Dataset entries
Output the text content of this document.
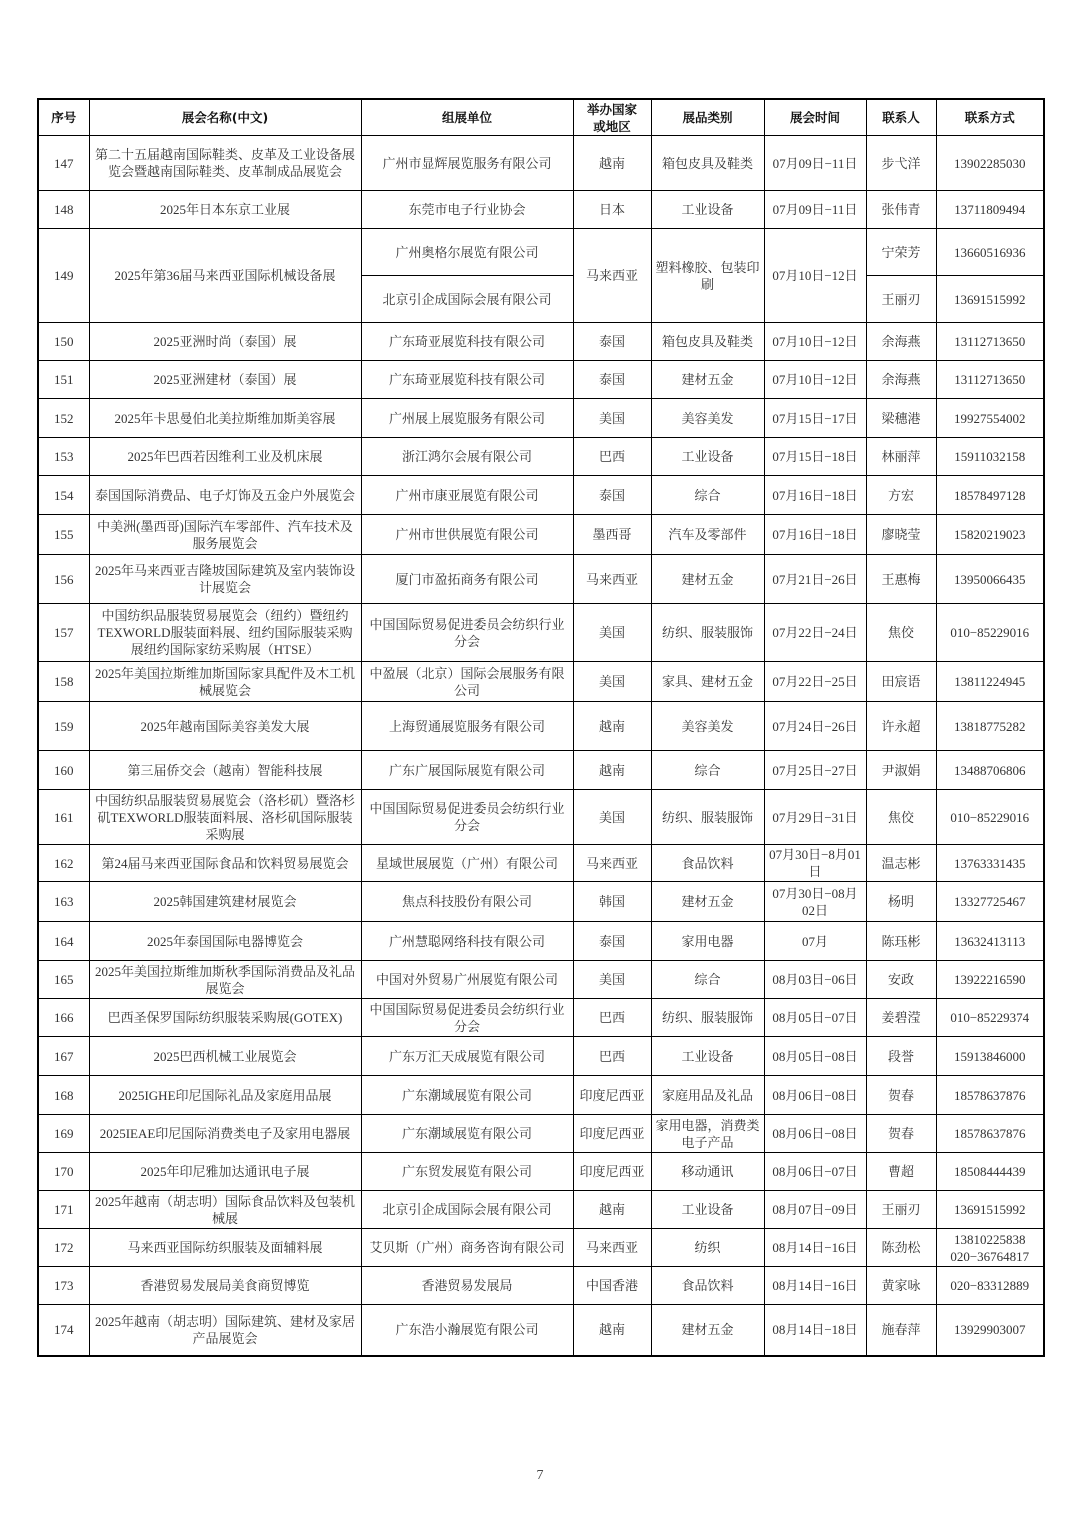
序号	展会名称(中文)	组展单位	举办国家或地区	展品类别	展会时间	联系人	联系方式
147	第二十五届越南国际鞋类、皮革及工业设备展览会暨越南国际鞋类、皮革制成品展览会	广州市显辉展览服务有限公司	越南	箱包皮具及鞋类	07月09日−11日	步弋洋	13902285030
148	2025年日本东京工业展	东莞市电子行业协会	日本	工业设备	07月09日−11日	张伟青	13711809494
149	2025年第36届马来西亚国际机械设备展	广州奥格尔展览有限公司	马来西亚	塑料橡胶、包装印刷	07月10日−12日	宁荣芳	13660516936
		北京引企成国际会展有限公司				王丽刃	13691515992
150	2025亚洲时尚（泰国）展	广东琦亚展览科技有限公司	泰国	箱包皮具及鞋类	07月10日−12日	余海燕	13112713650
151	2025亚洲建材（泰国）展	广东琦亚展览科技有限公司	泰国	建材五金	07月10日−12日	余海燕	13112713650
152	2025年卡思曼伯北美拉斯维加斯美容展	广州展上展览服务有限公司	美国	美容美发	07月15日−17日	梁穗港	19927554002
153	2025年巴西若因维利工业及机床展	浙江鸿尔会展有限公司	巴西	工业设备	07月15日−18日	林丽萍	15911032158
154	泰国国际消费品、电子灯饰及五金户外展览会	广州市康亚展览有限公司	泰国	综合	07月16日−18日	方宏	18578497128
155	中美洲(墨西哥)国际汽车零部件、汽车技术及服务展览会	广州市世供展览有限公司	墨西哥	汽车及零部件	07月16日−18日	廖晓莹	15820219023
156	2025年马来西亚吉隆坡国际建筑及室内装饰设计展览会	厦门市盈拓商务有限公司	马来西亚	建材五金	07月21日−26日	王惠梅	13950066435
157	中国纺织品服装贸易展览会（纽约）暨纽约TEXWORLD服装面料展、纽约国际服装采购展纽约国际家纺采购展（HTSE）	中国国际贸易促进委员会纺织行业分会	美国	纺织、服装服饰	07月22日−24日	焦佼	010−85229016
158	2025年美国拉斯维加斯国际家具配件及木工机械展览会	中盈展（北京）国际会展服务有限公司	美国	家具、建材五金	07月22日−25日	田宸语	13811224945
159	2025年越南国际美容美发大展	上海贸通展览服务有限公司	越南	美容美发	07月24日−26日	许永超	13818775282
160	第三届侨交会（越南）智能科技展	广东广展国际展览有限公司	越南	综合	07月25日−27日	尹淑娟	13488706806
161	中国纺织品服装贸易展览会（洛杉矶）暨洛杉矶TEXWORLD服装面料展、洛杉矶国际服装采购展	中国国际贸易促进委员会纺织行业分会	美国	纺织、服装服饰	07月29日−31日	焦佼	010−85229016
162	第24届马来西亚国际食品和饮料贸易展览会	星域世展展览（广州）有限公司	马来西亚	食品饮料	07月30日−8月01日	温志彬	13763331435
163	2025韩国建筑建材展览会	焦点科技股份有限公司	韩国	建材五金	07月30日−08月02日	杨明	13327725467
164	2025年泰国国际电器博览会	广州慧聪网络科技有限公司	泰国	家用电器	07月	陈珏彬	13632413113
165	2025年美国拉斯维加斯秋季国际消费品及礼品展览会	中国对外贸易广州展览有限公司	美国	综合	08月03日−06日	安政	13922216590
166	巴西圣保罗国际纺织服装采购展(GOTEX)	中国国际贸易促进委员会纺织行业分会	巴西	纺织、服装服饰	08月05日−07日	姜碧滢	010−85229374
167	2025巴西机械工业展览会	广东万汇天成展览有限公司	巴西	工业设备	08月05日−08日	段誉	15913846000
168	2025IGHE印尼国际礼品及家庭用品展	广东潮域展览有限公司	印度尼西亚	家庭用品及礼品	08月06日−08日	贺春	18578637876
169	2025IEAE印尼国际消费类电子及家用电器展	广东潮域展览有限公司	印度尼西亚	家用电器，消费类电子产品	08月06日−08日	贺春	18578637876
170	2025年印尼雅加达通讯电子展	广东贸发展览有限公司	印度尼西亚	移动通讯	08月06日−07日	曹超	18508444439
171	2025年越南（胡志明）国际食品饮料及包装机械展	北京引企成国际会展有限公司	越南	工业设备	08月07日−09日	王丽刃	13691515992
172	马来西亚国际纺织服装及面辅料展	艾贝斯（广州）商务咨询有限公司	马来西亚	纺织	08月14日−16日	陈劲松	13810225838 020−36764817
173	香港贸易发展局美食商贸博览	香港贸易发展局	中国香港	食品饮料	08月14日−16日	黄家咏	020−83312889
174	2025年越南（胡志明）国际建筑、建材及家居产品展览会	广东浩小瀚展览有限公司	越南	建材五金	08月14日−18日	施春萍	13929903007
7
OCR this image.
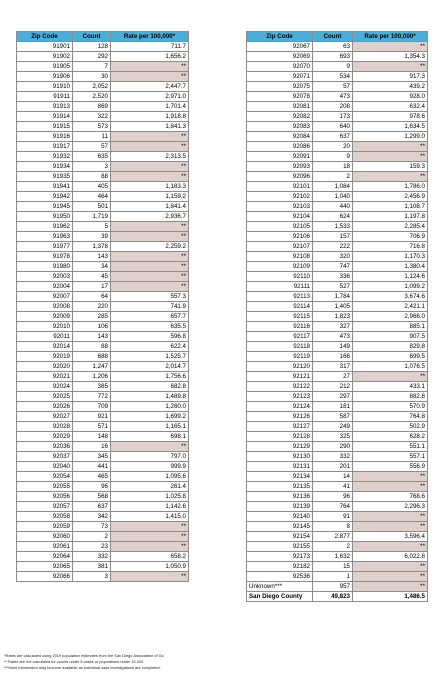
Zip Code	Count	Rate per 100,000*
91901	128	711.7
91902	292	1,656.2
91905	7	**
91906	30	**
91910	2,052	2,447.7
91911	2,520	2,971.0
91913	869	1,701.4
91914	322	1,918.8
91915	573	1,841.3
91916	11	**
91917	57	**
91932	635	2,313.5
91934	3	**
91935	88	**
91941	405	1,183.3
91942	464	1,159.2
91945	501	1,841.4
91950	1,719	2,936.7
91962	5	**
91963	39	**
91977	1,378	2,259.2
91978	143	**
91980	34	**
92003	45	**
92004	17	**
92007	64	557.3
92008	220	741.9
92009	285	657.7
92010	106	635.5
92011	143	596.8
92014	88	622.4
92019	688	1,525.7
92020	1,247	2,014.7
92021	1,206	1,756.6
92024	385	682.8
92025	772	1,489.8
92026	709	1,260.0
92027	921	1,699.2
92028	571	1,165.1
92029	148	698.1
92036	16	**
92037	345	797.0
92040	441	999.9
92054	465	1,095.6
92055	96	261.4
92056	568	1,025.8
92057	637	1,142.6
92058	342	1,415.0
92059	73	**
92060	2	**
92061	23	**
92064	332	658.2
92065	381	1,050.9
92066	3	**
Zip Code	Count	Rate per 100,000*
92067	63	**
92069	693	1,354.3
92070	9	**
92071	534	917.3
92075	57	439.2
92078	473	928.0
92081	208	632.4
92082	173	978.6
92083	640	1,634.5
92084	637	1,299.0
92086	20	**
92091	9	**
92093	18	159.3
92096	2	**
92101	1,084	1,786.0
92102	1,040	2,456.9
92103	440	1,108.7
92104	624	1,197.8
92105	1,533	2,285.4
92106	157	706.9
92107	222	716.8
92108	320	1,170.3
92109	747	1,380.4
92110	336	1,124.6
92111	527	1,099.2
92113	1,784	3,674.6
92114	1,405	2,421.1
92115	1,823	2,966.0
92116	327	885.1
92117	473	907.5
92118	149	829.8
92119	166	699.5
92120	317	1,076.5
92121	27	**
92122	212	433.1
92123	297	882.8
92124	181	570.9
92126	587	764.8
92127	249	502.9
92128	325	628.2
92129	290	551.1
92130	332	557.1
92131	201	556.9
92134	14	**
92135	41	**
92136	96	768.6
92139	764	2,296.3
92140	91	**
92145	8	**
92154	2,877	3,596.4
92155	2	**
92173	1,632	6,022.8
92182	15	**
92536	1	**
Unknown***	957	**
San Diego County	49,823	1,486.5
*Rates are calculated using 2019 population estimates from the San Diego Association of Go
** Rates are not calculated for counts under 5 cases or populations under 10,000.
***More information may become available as individual case investigations are completed.
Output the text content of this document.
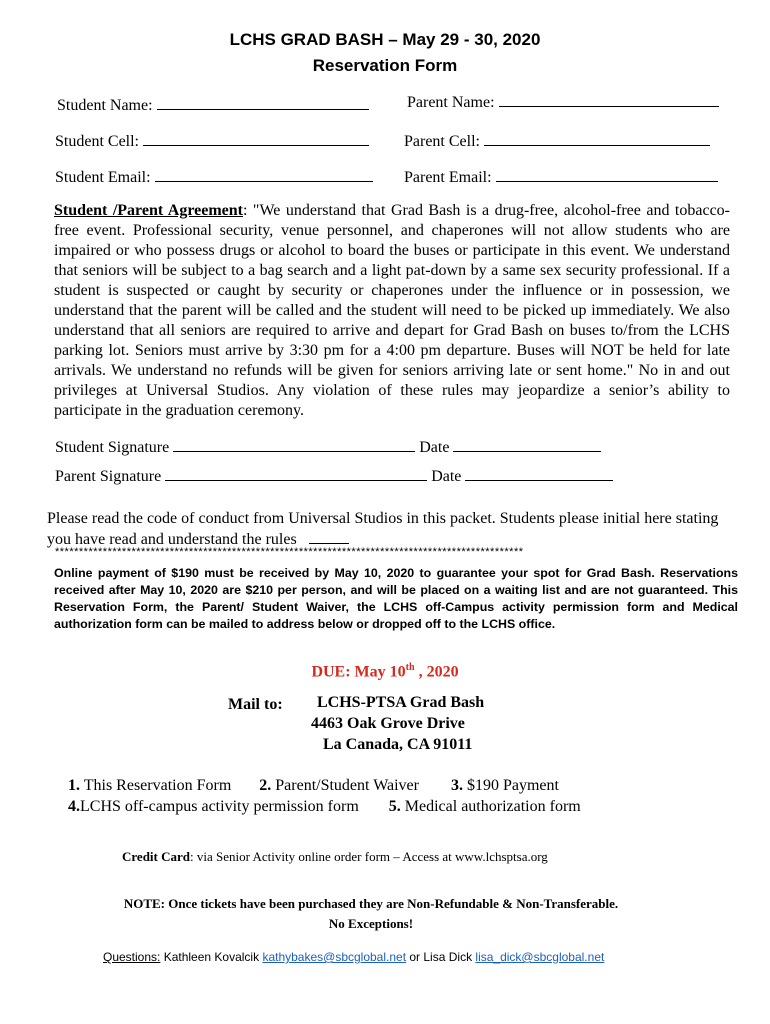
LCHS GRAD BASH – May 29 - 30, 2020
Reservation Form
Student Name:	Parent Name:
Student Cell:	Parent Cell:
Student Email:	Parent Email:
Student /Parent Agreement: "We understand that Grad Bash is a drug-free, alcohol-free and tobacco-free event. Professional security, venue personnel, and chaperones will not allow students who are impaired or who possess drugs or alcohol to board the buses or participate in this event. We understand that seniors will be subject to a bag search and a light pat-down by a same sex security professional. If a student is suspected or caught by security or chaperones under the influence or in possession, we understand that the parent will be called and the student will need to be picked up immediately. We also understand that all seniors are required to arrive and depart for Grad Bash on buses to/from the LCHS parking lot. Seniors must arrive by 3:30 pm for a 4:00 pm departure. Buses will NOT be held for late arrivals. We understand no refunds will be given for seniors arriving late or sent home." No in and out privileges at Universal Studios. Any violation of these rules may jeopardize a senior’s ability to participate in the graduation ceremony.
Student Signature	Date
Parent Signature	Date
Please read the code of conduct from Universal Studios in this packet. Students please initial here stating you have read and understand the rules
**************************************************************************************************
Online payment of $190 must be received by May 10, 2020 to guarantee your spot for Grad Bash. Reservations received after May 10, 2020 are $210 per person, and will be placed on a waiting list and are not guaranteed. This Reservation Form, the Parent/ Student Waiver, the LCHS off-Campus activity permission form and Medical authorization form can be mailed to address below or dropped off to the LCHS office.
DUE: May 10th , 2020
Mail to: LCHS-PTSA Grad Bash
4463 Oak Grove Drive
La Canada, CA 91011
1. This Reservation Form 2. Parent/Student Waiver 3. $190 Payment
4.LCHS off-campus activity permission form 5. Medical authorization form
Credit Card: via Senior Activity online order form – Access at www.lchsptsa.org
NOTE: Once tickets have been purchased they are Non-Refundable & Non-Transferable.
No Exceptions!
Questions: Kathleen Kovalcik kathybakes@sbcglobal.net or Lisa Dick lisa_dick@sbcglobal.net
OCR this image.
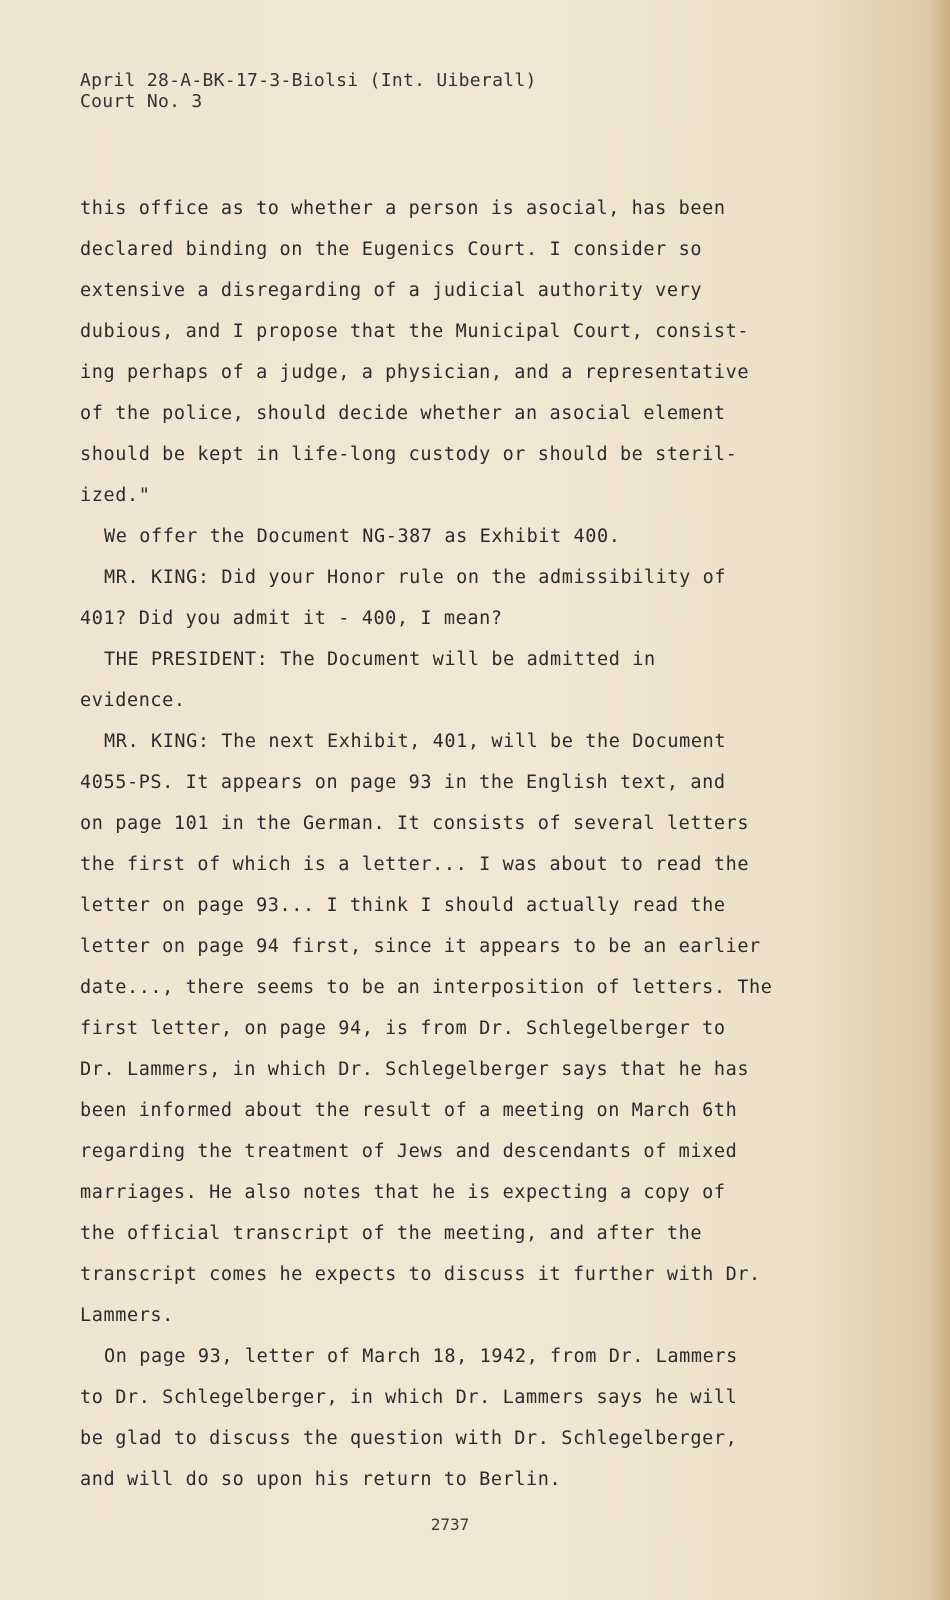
April 28-A-BK-17-3-Biolsi (Int. Uiberall)
Court No. 3
this office as to whether a person is asocial, has been
declared binding on the Eugenics Court. I consider so
extensive a disregarding of a judicial authority very
dubious, and I propose that the Municipal Court, consist-
ing perhaps of a judge, a physician, and a representative
of the police, should decide whether an asocial element
should be kept in life-long custody or should be steril-
ized."
We offer the Document NG-387 as Exhibit 400.
MR. KING: Did your Honor rule on the admissibility of
401? Did you admit it - 400, I mean?
THE PRESIDENT: The Document will be admitted in
evidence.
MR. KING: The next Exhibit, 401, will be the Document
4055-PS. It appears on page 93 in the English text, and
on page 101 in the German. It consists of several letters
the first of which is a letter... I was about to read the
letter on page 93... I think I should actually read the
letter on page 94 first, since it appears to be an earlier
date..., there seems to be an interposition of letters. The
first letter, on page 94, is from Dr. Schlegelberger to
Dr. Lammers, in which Dr. Schlegelberger says that he has
been informed about the result of a meeting on March 6th
regarding the treatment of Jews and descendants of mixed
marriages. He also notes that he is expecting a copy of
the official transcript of the meeting, and after the
transcript comes he expects to discuss it further with Dr.
Lammers.
On page 93, letter of March 18, 1942, from Dr. Lammers
to Dr. Schlegelberger, in which Dr. Lammers says he will
be glad to discuss the question with Dr. Schlegelberger,
and will do so upon his return to Berlin.
2737
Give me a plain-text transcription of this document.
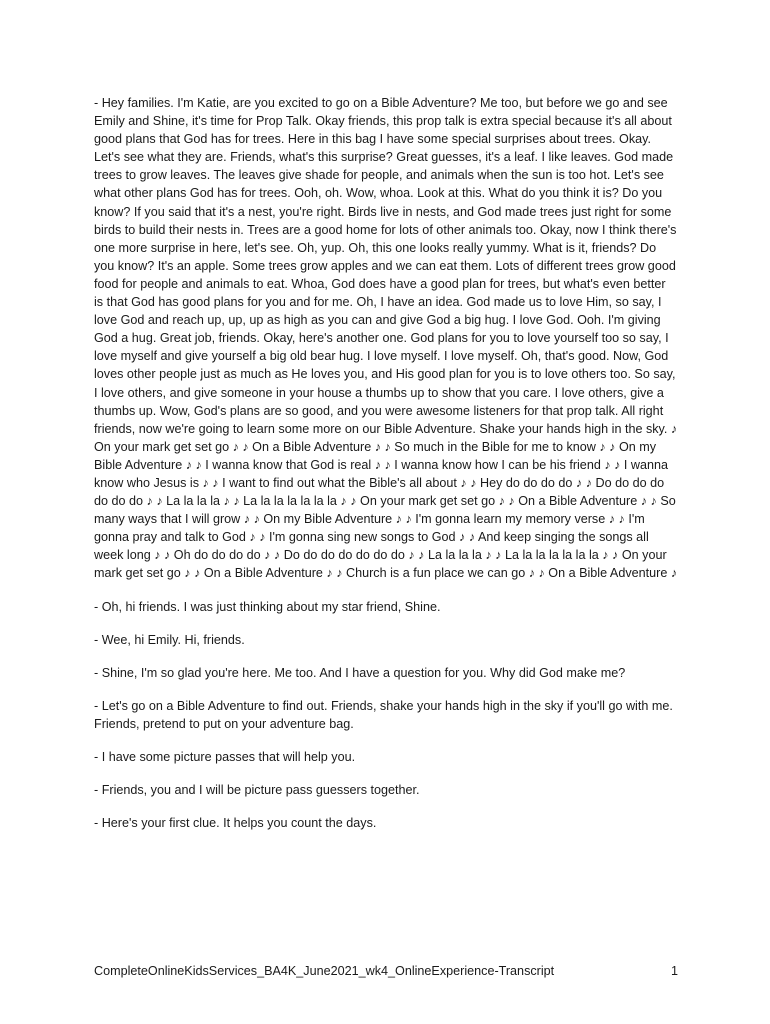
- Hey families. I'm Katie, are you excited to go on a Bible Adventure? Me too, but before we go and see Emily and Shine, it's time for Prop Talk. Okay friends, this prop talk is extra special because it's all about good plans that God has for trees. Here in this bag I have some special surprises about trees. Okay. Let's see what they are. Friends, what's this surprise? Great guesses, it's a leaf. I like leaves. God made trees to grow leaves. The leaves give shade for people, and animals when the sun is too hot. Let's see what other plans God has for trees. Ooh, oh. Wow, whoa. Look at this. What do you think it is? Do you know? If you said that it's a nest, you're right. Birds live in nests, and God made trees just right for some birds to build their nests in. Trees are a good home for lots of other animals too. Okay, now I think there's one more surprise in here, let's see. Oh, yup. Oh, this one looks really yummy. What is it, friends? Do you know? It's an apple. Some trees grow apples and we can eat them. Lots of different trees grow good food for people and animals to eat. Whoa, God does have a good plan for trees, but what's even better is that God has good plans for you and for me. Oh, I have an idea. God made us to love Him, so say, I love God and reach up, up, up as high as you can and give God a big hug. I love God. Ooh. I'm giving God a hug. Great job, friends. Okay, here's another one. God plans for you to love yourself too so say, I love myself and give yourself a big old bear hug. I love myself. I love myself. Oh, that's good. Now, God loves other people just as much as He loves you, and His good plan for you is to love others too. So say, I love others, and give someone in your house a thumbs up to show that you care. I love others, give a thumbs up. Wow, God's plans are so good, and you were awesome listeners for that prop talk. All right friends, now we're going to learn some more on our Bible Adventure. Shake your hands high in the sky. ♪ On your mark get set go ♪ ♪ On a Bible Adventure ♪ ♪ So much in the Bible for me to know ♪ ♪ On my Bible Adventure ♪ ♪ I wanna know that God is real ♪ ♪ I wanna know how I can be his friend ♪ ♪ I wanna know who Jesus is ♪ ♪ I want to find out what the Bible's all about ♪ ♪ Hey do do do do ♪ ♪ Do do do do do do do ♪ ♪ La la la la ♪ ♪ La la la la la la la ♪ ♪ On your mark get set go ♪ ♪ On a Bible Adventure ♪ ♪ So many ways that I will grow ♪ ♪ On my Bible Adventure ♪ ♪ I'm gonna learn my memory verse ♪ ♪ I'm gonna pray and talk to God ♪ ♪ I'm gonna sing new songs to God ♪ ♪ And keep singing the songs all week long ♪ ♪ Oh do do do do ♪ ♪ Do do do do do do do ♪ ♪ La la la la ♪ ♪ La la la la la la la ♪ ♪ On your mark get set go ♪ ♪ On a Bible Adventure ♪ ♪ Church is a fun place we can go ♪ ♪ On a Bible Adventure ♪

- Oh, hi friends. I was just thinking about my star friend, Shine.

- Wee, hi Emily. Hi, friends.

- Shine, I'm so glad you're here. Me too. And I have a question for you. Why did God make me?

- Let's go on a Bible Adventure to find out. Friends, shake your hands high in the sky if you'll go with me. Friends, pretend to put on your adventure bag.

- I have some picture passes that will help you.

- Friends, you and I will be picture pass guessers together.

- Here's your first clue. It helps you count the days.

CompleteOnlineKidsServices_BA4K_June2021_wk4_OnlineExperience-Transcript	1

DIRECTIONS FOR THIS TASK
Copy the lines from the entries above in which the word "中国国际贸易促进委员会纺织行业分会" appears.

RESULT FOR THIS TASK
157	中国纺织品服装贸易展览会（纽约）暨纽约TEXWORLD服装面料展、纽约国际服装采购展纽约国际家纺采购展（HTSE）	中国国际贸易促进委员会纺织行业分会	美国	纺织、服装服饰	07月22日−24日	焦佼	010−85229016
161	中国纺织品服装贸易展览会（洛杉矶）暨洛杉矶TEXWORLD服装面料展、洛杉矶国际服装采购展	中国国际贸易促进委员会纺织行业分会	美国	纺织、服装服饰	07月29日−31日	焦佼	010−85229016
166	巴西圣保罗国际纺织服装采购展(GOTEX)	中国国际贸易促进委员会纺织行业分会	巴西	纺织、服装服饰	08月05日−07日	姜碧滢	010−85229374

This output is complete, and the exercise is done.